## Task instructions
Transcribe the material verbatim in full; the pictures do not belong in the copy.

## Exercise material
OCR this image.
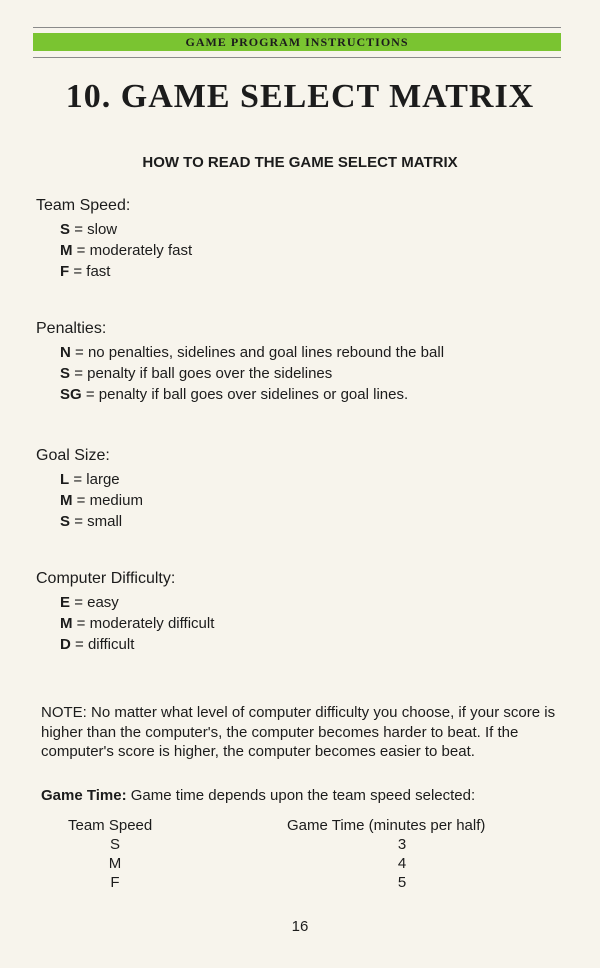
GAME PROGRAM INSTRUCTIONS
10. GAME SELECT MATRIX
HOW TO READ THE GAME SELECT MATRIX
Team Speed:
S = slow
M = moderately fast
F = fast
Penalties:
N = no penalties, sidelines and goal lines rebound the ball
S = penalty if ball goes over the sidelines
SG = penalty if ball goes over sidelines or goal lines.
Goal Size:
L = large
M = medium
S = small
Computer Difficulty:
E = easy
M = moderately difficult
D = difficult
NOTE: No matter what level of computer difficulty you choose, if your score is higher than the computer's, the computer becomes harder to beat. If the computer's score is higher, the computer becomes easier to beat.
Game Time: Game time depends upon the team speed selected:
Team Speed	Game Time (minutes per half)
S	3
M	4
F	5
16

## Solution
OCR this image.
GAME PROGRAM INSTRUCTIONS
10. GAME SELECT MATRIX
HOW TO READ THE GAME SELECT MATRIX
Team Speed:
S = slow
M = moderately fast
F = fast
Penalties:
N = no penalties, sidelines and goal lines rebound the ball
S = penalty if ball goes over the sidelines
SG = penalty if ball goes over sidelines or goal lines.
Goal Size:
L = large
M = medium
S = small
Computer Difficulty:
E = easy
M = moderately difficult
D = difficult
NOTE: No matter what level of computer difficulty you choose, if your score is higher than the computer's, the computer becomes harder to beat. If the computer's score is higher, the computer becomes easier to beat.
Game Time: Game time depends upon the team speed selected:
Team Speed	Game Time (minutes per half)
S	3
M	4
F	5
16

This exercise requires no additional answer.